**To do**
Update the records below by changing every "staticText" to "textLabel" and leaving all other text unchanged.

**Records to process**
_ _ _

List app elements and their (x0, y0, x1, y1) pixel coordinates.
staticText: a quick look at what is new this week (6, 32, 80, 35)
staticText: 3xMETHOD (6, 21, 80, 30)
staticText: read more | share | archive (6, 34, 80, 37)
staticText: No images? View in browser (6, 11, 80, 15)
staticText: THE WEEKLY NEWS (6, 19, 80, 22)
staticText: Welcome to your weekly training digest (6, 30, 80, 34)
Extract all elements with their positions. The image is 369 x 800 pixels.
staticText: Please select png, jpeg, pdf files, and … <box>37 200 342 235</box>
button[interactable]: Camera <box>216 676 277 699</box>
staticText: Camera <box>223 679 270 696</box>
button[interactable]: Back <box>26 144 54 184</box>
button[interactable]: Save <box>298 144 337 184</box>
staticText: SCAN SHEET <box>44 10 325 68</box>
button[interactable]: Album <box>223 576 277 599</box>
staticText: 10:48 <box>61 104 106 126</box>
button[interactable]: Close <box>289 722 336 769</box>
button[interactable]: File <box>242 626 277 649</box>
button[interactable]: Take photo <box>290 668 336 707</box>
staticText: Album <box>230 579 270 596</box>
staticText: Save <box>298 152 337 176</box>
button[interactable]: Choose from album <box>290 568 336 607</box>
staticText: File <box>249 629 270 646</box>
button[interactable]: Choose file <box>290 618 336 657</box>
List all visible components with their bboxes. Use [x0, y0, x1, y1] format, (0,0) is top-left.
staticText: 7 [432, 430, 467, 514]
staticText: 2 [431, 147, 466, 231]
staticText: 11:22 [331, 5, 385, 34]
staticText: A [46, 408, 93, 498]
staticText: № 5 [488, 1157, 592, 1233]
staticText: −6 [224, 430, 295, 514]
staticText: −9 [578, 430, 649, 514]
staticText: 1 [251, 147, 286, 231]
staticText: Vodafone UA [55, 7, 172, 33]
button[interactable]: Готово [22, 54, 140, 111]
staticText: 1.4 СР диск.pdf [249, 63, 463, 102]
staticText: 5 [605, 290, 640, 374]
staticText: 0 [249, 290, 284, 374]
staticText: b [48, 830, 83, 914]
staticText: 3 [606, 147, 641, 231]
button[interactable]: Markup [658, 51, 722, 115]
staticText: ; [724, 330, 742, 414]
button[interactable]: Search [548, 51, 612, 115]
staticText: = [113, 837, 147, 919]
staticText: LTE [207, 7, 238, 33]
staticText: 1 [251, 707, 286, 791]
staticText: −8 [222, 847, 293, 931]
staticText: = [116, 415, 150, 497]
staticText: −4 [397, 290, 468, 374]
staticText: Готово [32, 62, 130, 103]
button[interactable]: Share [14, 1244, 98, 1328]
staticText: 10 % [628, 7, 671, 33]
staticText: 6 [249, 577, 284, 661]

_ _ _

**The answer**
List app elements and their (x0, y0, x1, y1) pixel coordinates.
textLabel: a quick look at what is new this week (6, 32, 80, 35)
textLabel: 3xMETHOD (6, 21, 80, 30)
textLabel: read more | share | archive (6, 34, 80, 37)
textLabel: No images? View in browser (6, 11, 80, 15)
textLabel: THE WEEKLY NEWS (6, 19, 80, 22)
textLabel: Welcome to your weekly training digest (6, 30, 80, 34)
Extract all elements with their positions. The image is 369 x 800 pixels.
textLabel: Please select png, jpeg, pdf files, and … <box>37 200 342 235</box>
button[interactable]: Camera <box>216 676 277 699</box>
textLabel: Camera <box>223 679 270 696</box>
button[interactable]: Back <box>26 144 54 184</box>
button[interactable]: Save <box>298 144 337 184</box>
textLabel: SCAN SHEET <box>44 10 325 68</box>
button[interactable]: Album <box>223 576 277 599</box>
textLabel: 10:48 <box>61 104 106 126</box>
button[interactable]: Close <box>289 722 336 769</box>
button[interactable]: File <box>242 626 277 649</box>
button[interactable]: Take photo <box>290 668 336 707</box>
textLabel: Album <box>230 579 270 596</box>
textLabel: Save <box>298 152 337 176</box>
button[interactable]: Choose from album <box>290 568 336 607</box>
textLabel: File <box>249 629 270 646</box>
button[interactable]: Choose file <box>290 618 336 657</box>
List all visible components with their bboxes. Use [x0, y0, x1, y1] format, (0,0) is top-left.
textLabel: 7 [432, 430, 467, 514]
textLabel: 2 [431, 147, 466, 231]
textLabel: 11:22 [331, 5, 385, 34]
textLabel: A [46, 408, 93, 498]
textLabel: № 5 [488, 1157, 592, 1233]
textLabel: −6 [224, 430, 295, 514]
textLabel: −9 [578, 430, 649, 514]
textLabel: 1 [251, 147, 286, 231]
textLabel: Vodafone UA [55, 7, 172, 33]
button[interactable]: Готово [22, 54, 140, 111]
textLabel: 1.4 СР диск.pdf [249, 63, 463, 102]
textLabel: 5 [605, 290, 640, 374]
textLabel: 0 [249, 290, 284, 374]
textLabel: b [48, 830, 83, 914]
textLabel: 3 [606, 147, 641, 231]
button[interactable]: Markup [658, 51, 722, 115]
textLabel: ; [724, 330, 742, 414]
button[interactable]: Search [548, 51, 612, 115]
textLabel: = [113, 837, 147, 919]
textLabel: LTE [207, 7, 238, 33]
textLabel: 1 [251, 707, 286, 791]
textLabel: −8 [222, 847, 293, 931]
textLabel: = [116, 415, 150, 497]
textLabel: −4 [397, 290, 468, 374]
textLabel: Готово [32, 62, 130, 103]
button[interactable]: Share [14, 1244, 98, 1328]
textLabel: 10 % [628, 7, 671, 33]
textLabel: 6 [249, 577, 284, 661]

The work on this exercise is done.